* **Problem requirements**
Return each line of the listing below, unchanged, and omit the images.

* BEGIN Dataset content *

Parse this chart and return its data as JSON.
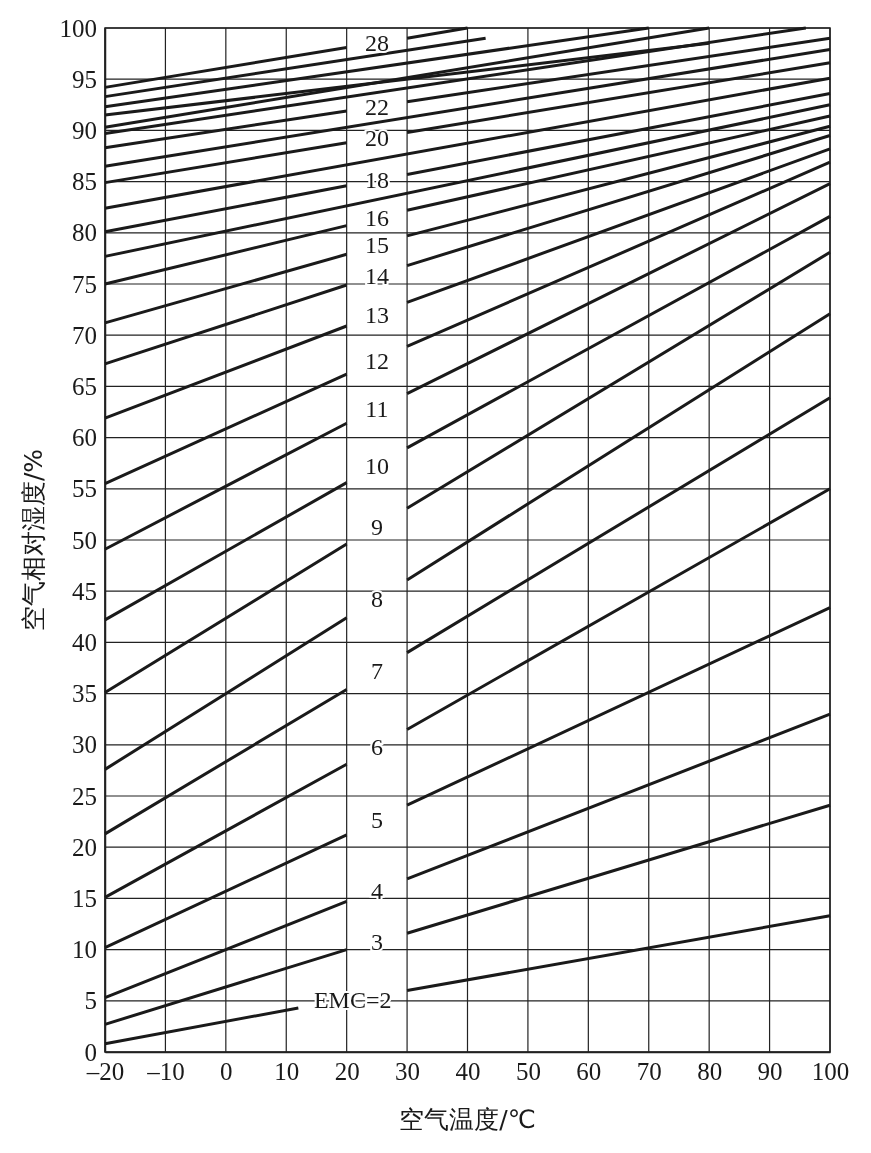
{
  "chart_data": {
    "type": "line",
    "xlabel": "空气温度/℃",
    "ylabel": "空气相对湿度/%",
    "xlim": [
      -20,
      100
    ],
    "ylim": [
      0,
      100
    ],
    "xticks": [
      {
        "value": -20,
        "label": "–20"
      },
      {
        "value": -10,
        "label": "–10"
      },
      0,
      10,
      20,
      30,
      40,
      50,
      60,
      70,
      80,
      90,
      100
    ],
    "yticks": [
      0,
      5,
      10,
      15,
      20,
      25,
      30,
      35,
      40,
      45,
      50,
      55,
      60,
      65,
      70,
      75,
      80,
      85,
      90,
      95,
      100
    ],
    "grid": true,
    "marker": "none",
    "line_style": "solid",
    "series": [
      {
        "name": "EMC=2",
        "color": "#1a1a1a",
        "x": [
          -20,
          12,
          21,
          30,
          100
        ],
        "values": [
          0.8,
          4.3,
          null,
          6.0,
          13.3
        ]
      },
      {
        "name": "3",
        "color": "#1a1a1a",
        "x": [
          -20,
          20,
          25,
          30,
          100
        ],
        "values": [
          2.7,
          10.0,
          null,
          11.6,
          24.1
        ]
      },
      {
        "name": "4",
        "color": "#1a1a1a",
        "x": [
          -20,
          20,
          25,
          30,
          100
        ],
        "values": [
          5.3,
          14.7,
          null,
          16.9,
          33.0
        ]
      },
      {
        "name": "5",
        "color": "#1a1a1a",
        "x": [
          -20,
          20,
          25,
          30,
          100
        ],
        "values": [
          10.2,
          21.2,
          null,
          24.1,
          43.4
        ]
      },
      {
        "name": "6",
        "color": "#1a1a1a",
        "x": [
          -20,
          20,
          25,
          30,
          100
        ],
        "values": [
          15.1,
          28.1,
          null,
          31.5,
          55.0
        ]
      },
      {
        "name": "7",
        "color": "#1a1a1a",
        "x": [
          -20,
          20,
          25,
          30,
          100
        ],
        "values": [
          21.3,
          35.4,
          null,
          39.0,
          63.9
        ]
      },
      {
        "name": "8",
        "color": "#1a1a1a",
        "x": [
          -20,
          20,
          25,
          30,
          100
        ],
        "values": [
          27.6,
          42.4,
          null,
          46.1,
          72.1
        ]
      },
      {
        "name": "9",
        "color": "#1a1a1a",
        "x": [
          -20,
          20,
          25,
          30,
          100
        ],
        "values": [
          35.1,
          49.6,
          null,
          53.1,
          78.1
        ]
      },
      {
        "name": "10",
        "color": "#1a1a1a",
        "x": [
          -20,
          20,
          25,
          30,
          100
        ],
        "values": [
          42.2,
          55.6,
          null,
          59.0,
          81.6
        ]
      },
      {
        "name": "11",
        "color": "#1a1a1a",
        "x": [
          -20,
          20,
          25,
          30,
          100
        ],
        "values": [
          49.1,
          61.4,
          null,
          64.3,
          84.8
        ]
      },
      {
        "name": "12",
        "color": "#1a1a1a",
        "x": [
          -20,
          20,
          25,
          30,
          100
        ],
        "values": [
          55.5,
          66.2,
          null,
          68.9,
          86.9
        ]
      },
      {
        "name": "13",
        "color": "#1a1a1a",
        "x": [
          -20,
          20,
          25,
          30,
          100
        ],
        "values": [
          61.9,
          70.9,
          null,
          73.2,
          88.2
        ]
      },
      {
        "name": "14",
        "color": "#1a1a1a",
        "x": [
          -20,
          20,
          25,
          30,
          100
        ],
        "values": [
          67.2,
          74.9,
          null,
          76.8,
          89.5
        ]
      },
      {
        "name": "15",
        "color": "#1a1a1a",
        "x": [
          -20,
          20,
          25,
          30,
          100
        ],
        "values": [
          71.2,
          77.9,
          null,
          79.7,
          90.4
        ]
      },
      {
        "name": "16",
        "color": "#1a1a1a",
        "x": [
          -20,
          20,
          25,
          30,
          100
        ],
        "values": [
          75.0,
          80.7,
          null,
          82.2,
          91.4
        ]
      },
      {
        "color": "#1a1a1a",
        "x": [
          -20,
          100
        ],
        "values": [
          77.7,
          92.5
        ]
      },
      {
        "name": "18",
        "color": "#1a1a1a",
        "x": [
          -20,
          20,
          25,
          30,
          100
        ],
        "values": [
          80.1,
          84.6,
          null,
          85.7,
          93.6
        ]
      },
      {
        "color": "#1a1a1a",
        "x": [
          -20,
          100
        ],
        "values": [
          82.4,
          95.1
        ]
      },
      {
        "name": "20",
        "color": "#1a1a1a",
        "x": [
          -20,
          20,
          25,
          30,
          100
        ],
        "values": [
          84.9,
          88.8,
          null,
          89.8,
          96.6
        ]
      },
      {
        "color": "#1a1a1a",
        "x": [
          -20,
          100
        ],
        "values": [
          86.5,
          97.9
        ]
      },
      {
        "name": "22",
        "color": "#1a1a1a",
        "x": [
          -20,
          20,
          25,
          30,
          100
        ],
        "values": [
          88.3,
          91.9,
          null,
          92.8,
          99.0
        ]
      },
      {
        "color": "#1a1a1a",
        "x": [
          -20,
          96
        ],
        "values": [
          89.7,
          100
        ]
      },
      {
        "color": "#1a1a1a",
        "x": [
          -20,
          80
        ],
        "values": [
          90.3,
          100
        ]
      },
      {
        "color": "#1a1a1a",
        "x": [
          -20,
          80
        ],
        "values": [
          91.5,
          98.5
        ]
      },
      {
        "color": "#1a1a1a",
        "x": [
          -20,
          70
        ],
        "values": [
          92.3,
          100
        ]
      },
      {
        "color": "#1a1a1a",
        "x": [
          -20,
          43
        ],
        "values": [
          93.3,
          99.0
        ]
      },
      {
        "name": "28",
        "color": "#1a1a1a",
        "x": [
          -20,
          20,
          25,
          30,
          40
        ],
        "values": [
          94.2,
          98.1,
          null,
          99.0,
          100
        ]
      }
    ]
  }
}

* END Dataset content *

* **Exercise result**
Parse this chart and return its data as JSON.
{
  "chart_data": {
    "type": "line",
    "xlabel": "空气温度/℃",
    "ylabel": "空气相对湿度/%",
    "xlim": [
      -20,
      100
    ],
    "ylim": [
      0,
      100
    ],
    "xticks": [
      {
        "value": -20,
        "label": "–20"
      },
      {
        "value": -10,
        "label": "–10"
      },
      0,
      10,
      20,
      30,
      40,
      50,
      60,
      70,
      80,
      90,
      100
    ],
    "yticks": [
      0,
      5,
      10,
      15,
      20,
      25,
      30,
      35,
      40,
      45,
      50,
      55,
      60,
      65,
      70,
      75,
      80,
      85,
      90,
      95,
      100
    ],
    "grid": true,
    "marker": "none",
    "line_style": "solid",
    "series": [
      {
        "name": "EMC=2",
        "color": "#1a1a1a",
        "x": [
          -20,
          12,
          21,
          30,
          100
        ],
        "values": [
          0.8,
          4.3,
          null,
          6.0,
          13.3
        ]
      },
      {
        "name": "3",
        "color": "#1a1a1a",
        "x": [
          -20,
          20,
          25,
          30,
          100
        ],
        "values": [
          2.7,
          10.0,
          null,
          11.6,
          24.1
        ]
      },
      {
        "name": "4",
        "color": "#1a1a1a",
        "x": [
          -20,
          20,
          25,
          30,
          100
        ],
        "values": [
          5.3,
          14.7,
          null,
          16.9,
          33.0
        ]
      },
      {
        "name": "5",
        "color": "#1a1a1a",
        "x": [
          -20,
          20,
          25,
          30,
          100
        ],
        "values": [
          10.2,
          21.2,
          null,
          24.1,
          43.4
        ]
      },
      {
        "name": "6",
        "color": "#1a1a1a",
        "x": [
          -20,
          20,
          25,
          30,
          100
        ],
        "values": [
          15.1,
          28.1,
          null,
          31.5,
          55.0
        ]
      },
      {
        "name": "7",
        "color": "#1a1a1a",
        "x": [
          -20,
          20,
          25,
          30,
          100
        ],
        "values": [
          21.3,
          35.4,
          null,
          39.0,
          63.9
        ]
      },
      {
        "name": "8",
        "color": "#1a1a1a",
        "x": [
          -20,
          20,
          25,
          30,
          100
        ],
        "values": [
          27.6,
          42.4,
          null,
          46.1,
          72.1
        ]
      },
      {
        "name": "9",
        "color": "#1a1a1a",
        "x": [
          -20,
          20,
          25,
          30,
          100
        ],
        "values": [
          35.1,
          49.6,
          null,
          53.1,
          78.1
        ]
      },
      {
        "name": "10",
        "color": "#1a1a1a",
        "x": [
          -20,
          20,
          25,
          30,
          100
        ],
        "values": [
          42.2,
          55.6,
          null,
          59.0,
          81.6
        ]
      },
      {
        "name": "11",
        "color": "#1a1a1a",
        "x": [
          -20,
          20,
          25,
          30,
          100
        ],
        "values": [
          49.1,
          61.4,
          null,
          64.3,
          84.8
        ]
      },
      {
        "name": "12",
        "color": "#1a1a1a",
        "x": [
          -20,
          20,
          25,
          30,
          100
        ],
        "values": [
          55.5,
          66.2,
          null,
          68.9,
          86.9
        ]
      },
      {
        "name": "13",
        "color": "#1a1a1a",
        "x": [
          -20,
          20,
          25,
          30,
          100
        ],
        "values": [
          61.9,
          70.9,
          null,
          73.2,
          88.2
        ]
      },
      {
        "name": "14",
        "color": "#1a1a1a",
        "x": [
          -20,
          20,
          25,
          30,
          100
        ],
        "values": [
          67.2,
          74.9,
          null,
          76.8,
          89.5
        ]
      },
      {
        "name": "15",
        "color": "#1a1a1a",
        "x": [
          -20,
          20,
          25,
          30,
          100
        ],
        "values": [
          71.2,
          77.9,
          null,
          79.7,
          90.4
        ]
      },
      {
        "name": "16",
        "color": "#1a1a1a",
        "x": [
          -20,
          20,
          25,
          30,
          100
        ],
        "values": [
          75.0,
          80.7,
          null,
          82.2,
          91.4
        ]
      },
      {
        "color": "#1a1a1a",
        "x": [
          -20,
          100
        ],
        "values": [
          77.7,
          92.5
        ]
      },
      {
        "name": "18",
        "color": "#1a1a1a",
        "x": [
          -20,
          20,
          25,
          30,
          100
        ],
        "values": [
          80.1,
          84.6,
          null,
          85.7,
          93.6
        ]
      },
      {
        "color": "#1a1a1a",
        "x": [
          -20,
          100
        ],
        "values": [
          82.4,
          95.1
        ]
      },
      {
        "name": "20",
        "color": "#1a1a1a",
        "x": [
          -20,
          20,
          25,
          30,
          100
        ],
        "values": [
          84.9,
          88.8,
          null,
          89.8,
          96.6
        ]
      },
      {
        "color": "#1a1a1a",
        "x": [
          -20,
          100
        ],
        "values": [
          86.5,
          97.9
        ]
      },
      {
        "name": "22",
        "color": "#1a1a1a",
        "x": [
          -20,
          20,
          25,
          30,
          100
        ],
        "values": [
          88.3,
          91.9,
          null,
          92.8,
          99.0
        ]
      },
      {
        "color": "#1a1a1a",
        "x": [
          -20,
          96
        ],
        "values": [
          89.7,
          100
        ]
      },
      {
        "color": "#1a1a1a",
        "x": [
          -20,
          80
        ],
        "values": [
          90.3,
          100
        ]
      },
      {
        "color": "#1a1a1a",
        "x": [
          -20,
          80
        ],
        "values": [
          91.5,
          98.5
        ]
      },
      {
        "color": "#1a1a1a",
        "x": [
          -20,
          70
        ],
        "values": [
          92.3,
          100
        ]
      },
      {
        "color": "#1a1a1a",
        "x": [
          -20,
          43
        ],
        "values": [
          93.3,
          99.0
        ]
      },
      {
        "name": "28",
        "color": "#1a1a1a",
        "x": [
          -20,
          20,
          25,
          30,
          40
        ],
        "values": [
          94.2,
          98.1,
          null,
          99.0,
          100
        ]
      }
    ]
  }
}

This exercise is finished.